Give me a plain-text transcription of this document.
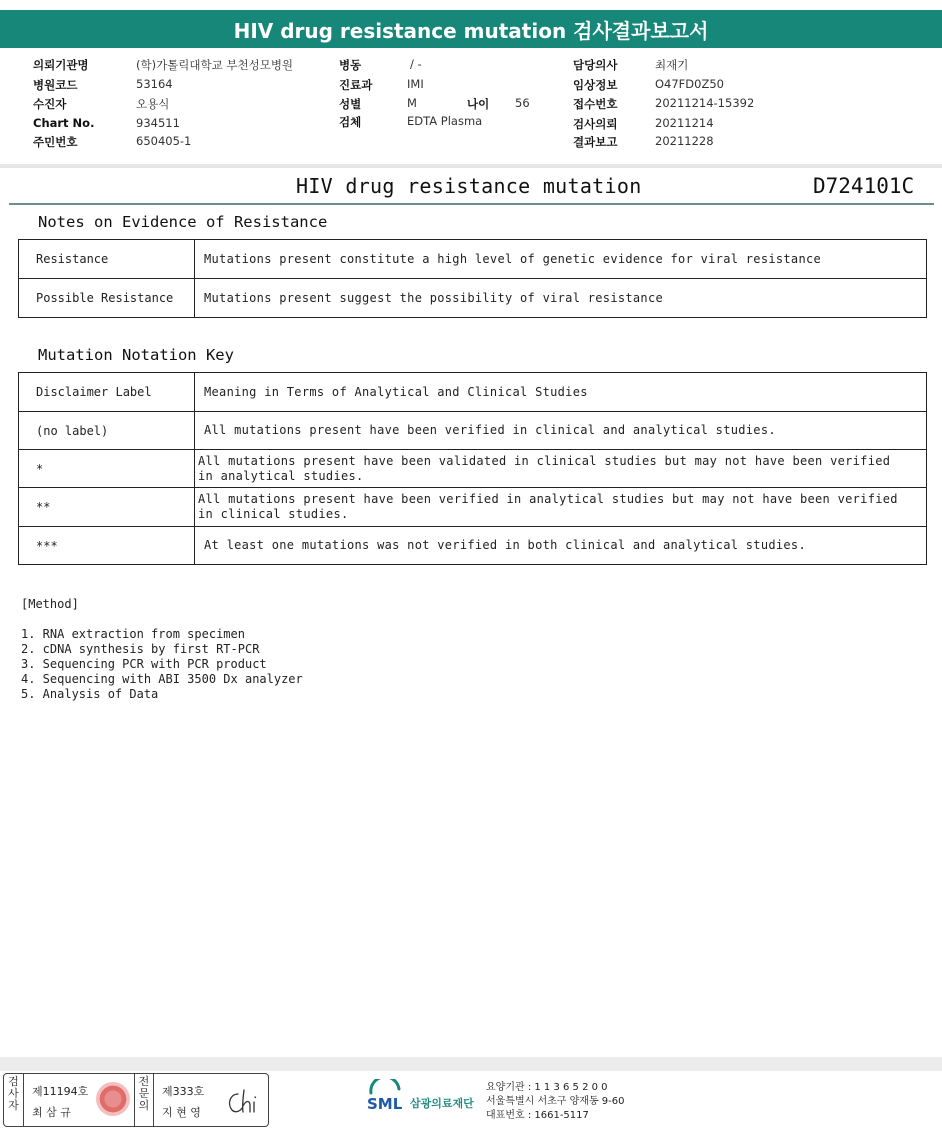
HIV drug resistance mutation 검사결과보고서
의뢰기관명	(학)가톨릭대학교 부천성모병원
병원코드	53164
수진자	오용식
Chart No.	934511
주민번호	650405-1
병동	/ -
진료과	IMI
성별	M	나이 56
검체	EDTA Plasma
담당의사	최재기
임상정보	O47FD0Z50
접수번호	20211214-15392
검사의뢰	20211214
결과보고	20211228
HIV drug resistance mutation	D724101C
Notes on Evidence of Resistance
Resistance	Mutations present constitute a high level of genetic evidence for viral resistance
Possible Resistance	Mutations present suggest the possibility of viral resistance
Mutation Notation Key
Disclaimer Label	Meaning in Terms of Analytical and Clinical Studies
(no label)	All mutations present have been verified in clinical and analytical studies.
*	All mutations present have been validated in clinical studies but may not have been verified in analytical studies.
**	All mutations present have been verified in analytical studies but may not have been verified in clinical studies.
***	At least one mutations was not verified in both clinical and analytical studies.
[Method]
1. RNA extraction from specimen
2. cDNA synthesis by first RT-PCR
3. Sequencing PCR with PCR product
4. Sequencing with ABI 3500 Dx analyzer
5. Analysis of Data
검사자
제11194호
최 삼 규
전문의
제333호
지 현 영	SML 삼광의료재단
요양기관 : 1 1 3 6 5 2 0 0
서울특별시 서초구 양재동 9-60
대표번호 : 1661-5117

#### ACTIVITY
The expected output is every line from the material above where "present" can be found.

#### RESPONSE TO THE EXERCISE
Resistance	Mutations present constitute a high level of genetic evidence for viral resistance
Possible Resistance	Mutations present suggest the possibility of viral resistance
(no label)	All mutations present have been verified in clinical and analytical studies.
*	All mutations present have been validated in clinical studies but may not have been verified in analytical studies.
**	All mutations present have been verified in analytical studies but may not have been verified in clinical studies.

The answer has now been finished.